__Given request__: State how many lines in the entries below contain "Close". Write nothing but the number.

Data tied to figure images:
..............................

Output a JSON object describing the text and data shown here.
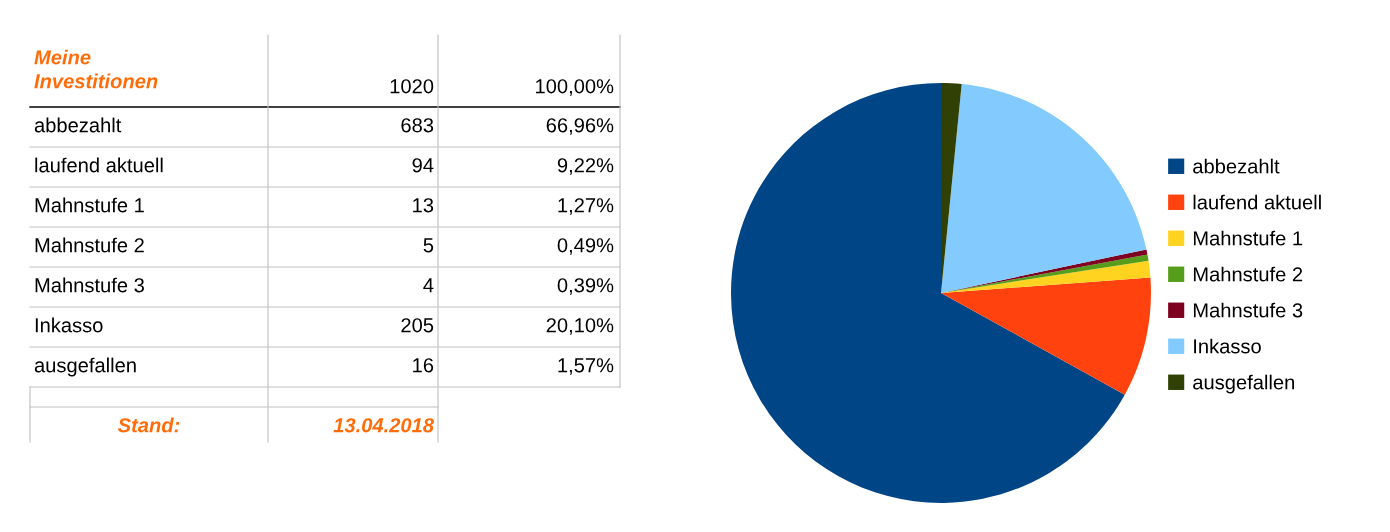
{
  "chart_data": [
    {
      "type": "other",
      "title": "Meine Investitionen",
      "annotations": [
        "1020",
        "100,00%",
        "abbezahlt",
        "683",
        "66,96%",
        "laufend aktuell",
        "94",
        "9,22%",
        "Mahnstufe 1",
        "13",
        "1,27%",
        "Mahnstufe 2",
        "5",
        "0,49%",
        "Mahnstufe 3",
        "4",
        "0,39%",
        "Inkasso",
        "205",
        "20,10%",
        "ausgefallen",
        "16",
        "1,57%",
        "Stand:",
        "13.04.2018"
      ]
    },
    {
      "type": "pie",
      "categories": [
        "abbezahlt",
        "laufend aktuell",
        "Mahnstufe 1",
        "Mahnstufe 2",
        "Mahnstufe 3",
        "Inkasso",
        "ausgefallen"
      ],
      "values": [
        66.96,
        9.22,
        1.27,
        0.49,
        0.39,
        20.1,
        1.57
      ],
      "colors": [
        "#004586",
        "#ff420e",
        "#ffd320",
        "#579d1c",
        "#7e0021",
        "#83caff",
        "#314004"
      ],
      "legend": "right"
    }
  ]
}
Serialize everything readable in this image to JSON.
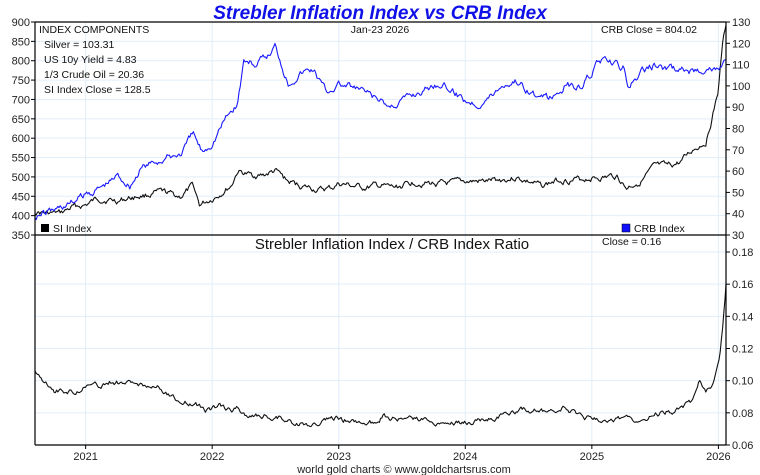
{
  "chart_data": [
    {
      "type": "line",
      "title": "Strebler Inflation Index vs CRB Index",
      "date_label": "Jan-23  2026",
      "x_ticks": [
        "2021",
        "2022",
        "2023",
        "2024",
        "2025",
        "2026"
      ],
      "xlim": [
        2020.6,
        2026.06
      ],
      "left_axis": {
        "ticks": [
          "900",
          "850",
          "800",
          "750",
          "700",
          "650",
          "600",
          "550",
          "500",
          "450",
          "400",
          "350"
        ],
        "ylim": [
          350,
          900
        ]
      },
      "right_axis": {
        "ticks": [
          "130",
          "120",
          "110",
          "100",
          "90",
          "80",
          "70",
          "60",
          "50",
          "40",
          "30"
        ],
        "ylim": [
          30,
          130
        ]
      },
      "annotations": {
        "components_header": "INDEX COMPONENTS",
        "silver": "Silver = 103.31",
        "yield": "US 10y Yield = 4.83",
        "crude": "1/3 Crude Oil = 20.36",
        "si_close": "SI Index Close = 128.5",
        "crb_close": "CRB Close = 804.02"
      },
      "series": [
        {
          "name": "CRB Index",
          "axis": "left",
          "color": "#1a1aff",
          "points": [
            [
              2020.6,
              400
            ],
            [
              2020.75,
              415
            ],
            [
              2020.9,
              435
            ],
            [
              2021.0,
              455
            ],
            [
              2021.1,
              470
            ],
            [
              2021.2,
              490
            ],
            [
              2021.25,
              505
            ],
            [
              2021.35,
              480
            ],
            [
              2021.45,
              525
            ],
            [
              2021.6,
              545
            ],
            [
              2021.75,
              560
            ],
            [
              2021.85,
              610
            ],
            [
              2021.92,
              565
            ],
            [
              2022.0,
              590
            ],
            [
              2022.1,
              650
            ],
            [
              2022.2,
              690
            ],
            [
              2022.25,
              800
            ],
            [
              2022.35,
              790
            ],
            [
              2022.45,
              815
            ],
            [
              2022.5,
              840
            ],
            [
              2022.6,
              745
            ],
            [
              2022.7,
              770
            ],
            [
              2022.8,
              780
            ],
            [
              2022.9,
              720
            ],
            [
              2023.0,
              740
            ],
            [
              2023.1,
              730
            ],
            [
              2023.2,
              720
            ],
            [
              2023.3,
              700
            ],
            [
              2023.4,
              680
            ],
            [
              2023.5,
              700
            ],
            [
              2023.6,
              715
            ],
            [
              2023.7,
              730
            ],
            [
              2023.8,
              745
            ],
            [
              2023.9,
              720
            ],
            [
              2024.0,
              700
            ],
            [
              2024.1,
              690
            ],
            [
              2024.2,
              710
            ],
            [
              2024.3,
              740
            ],
            [
              2024.4,
              750
            ],
            [
              2024.5,
              725
            ],
            [
              2024.6,
              700
            ],
            [
              2024.7,
              705
            ],
            [
              2024.8,
              740
            ],
            [
              2024.9,
              730
            ],
            [
              2025.0,
              770
            ],
            [
              2025.05,
              800
            ],
            [
              2025.15,
              790
            ],
            [
              2025.25,
              780
            ],
            [
              2025.28,
              730
            ],
            [
              2025.4,
              770
            ],
            [
              2025.5,
              790
            ],
            [
              2025.6,
              775
            ],
            [
              2025.7,
              780
            ],
            [
              2025.8,
              770
            ],
            [
              2025.9,
              785
            ],
            [
              2026.0,
              775
            ],
            [
              2026.06,
              804
            ]
          ]
        },
        {
          "name": "SI Index",
          "axis": "right",
          "color": "#111111",
          "points": [
            [
              2020.6,
              41
            ],
            [
              2020.7,
              40
            ],
            [
              2020.8,
              40
            ],
            [
              2020.9,
              43
            ],
            [
              2021.0,
              44
            ],
            [
              2021.1,
              47
            ],
            [
              2021.25,
              46
            ],
            [
              2021.4,
              48
            ],
            [
              2021.6,
              50
            ],
            [
              2021.75,
              48
            ],
            [
              2021.85,
              53
            ],
            [
              2021.9,
              44
            ],
            [
              2022.0,
              47
            ],
            [
              2022.15,
              53
            ],
            [
              2022.2,
              60
            ],
            [
              2022.3,
              58
            ],
            [
              2022.4,
              58
            ],
            [
              2022.5,
              60
            ],
            [
              2022.6,
              55
            ],
            [
              2022.7,
              53
            ],
            [
              2022.85,
              51
            ],
            [
              2022.95,
              52
            ],
            [
              2023.0,
              54
            ],
            [
              2023.1,
              53
            ],
            [
              2023.2,
              52
            ],
            [
              2023.3,
              53
            ],
            [
              2023.45,
              52
            ],
            [
              2023.6,
              55
            ],
            [
              2023.75,
              54
            ],
            [
              2023.9,
              54
            ],
            [
              2024.0,
              55
            ],
            [
              2024.15,
              55
            ],
            [
              2024.3,
              56
            ],
            [
              2024.4,
              57
            ],
            [
              2024.5,
              55
            ],
            [
              2024.6,
              53
            ],
            [
              2024.75,
              56
            ],
            [
              2024.9,
              56
            ],
            [
              2025.0,
              57
            ],
            [
              2025.1,
              57
            ],
            [
              2025.2,
              58
            ],
            [
              2025.27,
              52
            ],
            [
              2025.4,
              56
            ],
            [
              2025.5,
              62
            ],
            [
              2025.6,
              62
            ],
            [
              2025.7,
              64
            ],
            [
              2025.8,
              70
            ],
            [
              2025.9,
              74
            ],
            [
              2025.95,
              85
            ],
            [
              2026.0,
              98
            ],
            [
              2026.03,
              118
            ],
            [
              2026.06,
              128.5
            ]
          ]
        }
      ],
      "legend": [
        "SI Index",
        "CRB Index"
      ]
    },
    {
      "type": "line",
      "title": "Strebler Inflation Index / CRB Index Ratio",
      "close_label": "Close = 0.16",
      "ylim": [
        0.06,
        0.19
      ],
      "y_ticks": [
        "0.18",
        "0.16",
        "0.14",
        "0.12",
        "0.10",
        "0.08",
        "0.06"
      ],
      "series": [
        {
          "name": "Ratio",
          "color": "#111111",
          "points": [
            [
              2020.6,
              0.105
            ],
            [
              2020.65,
              0.103
            ],
            [
              2020.75,
              0.094
            ],
            [
              2020.9,
              0.093
            ],
            [
              2021.0,
              0.097
            ],
            [
              2021.1,
              0.096
            ],
            [
              2021.2,
              0.099
            ],
            [
              2021.35,
              0.098
            ],
            [
              2021.5,
              0.098
            ],
            [
              2021.6,
              0.095
            ],
            [
              2021.75,
              0.086
            ],
            [
              2021.85,
              0.087
            ],
            [
              2021.95,
              0.082
            ],
            [
              2022.05,
              0.084
            ],
            [
              2022.15,
              0.082
            ],
            [
              2022.2,
              0.083
            ],
            [
              2022.3,
              0.078
            ],
            [
              2022.5,
              0.078
            ],
            [
              2022.65,
              0.074
            ],
            [
              2022.8,
              0.072
            ],
            [
              2022.9,
              0.075
            ],
            [
              2023.0,
              0.076
            ],
            [
              2023.15,
              0.075
            ],
            [
              2023.25,
              0.074
            ],
            [
              2023.35,
              0.078
            ],
            [
              2023.5,
              0.076
            ],
            [
              2023.7,
              0.075
            ],
            [
              2023.9,
              0.075
            ],
            [
              2024.0,
              0.074
            ],
            [
              2024.2,
              0.077
            ],
            [
              2024.35,
              0.08
            ],
            [
              2024.5,
              0.082
            ],
            [
              2024.7,
              0.08
            ],
            [
              2024.8,
              0.083
            ],
            [
              2024.9,
              0.078
            ],
            [
              2025.0,
              0.076
            ],
            [
              2025.2,
              0.075
            ],
            [
              2025.35,
              0.076
            ],
            [
              2025.5,
              0.079
            ],
            [
              2025.6,
              0.081
            ],
            [
              2025.7,
              0.082
            ],
            [
              2025.8,
              0.087
            ],
            [
              2025.85,
              0.099
            ],
            [
              2025.9,
              0.093
            ],
            [
              2025.95,
              0.096
            ],
            [
              2026.0,
              0.11
            ],
            [
              2026.03,
              0.13
            ],
            [
              2026.05,
              0.148
            ],
            [
              2026.06,
              0.16
            ]
          ]
        }
      ]
    }
  ],
  "footer": {
    "credit": "world gold charts © www.goldchartsrus.com"
  }
}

..............................

__Task response__: 3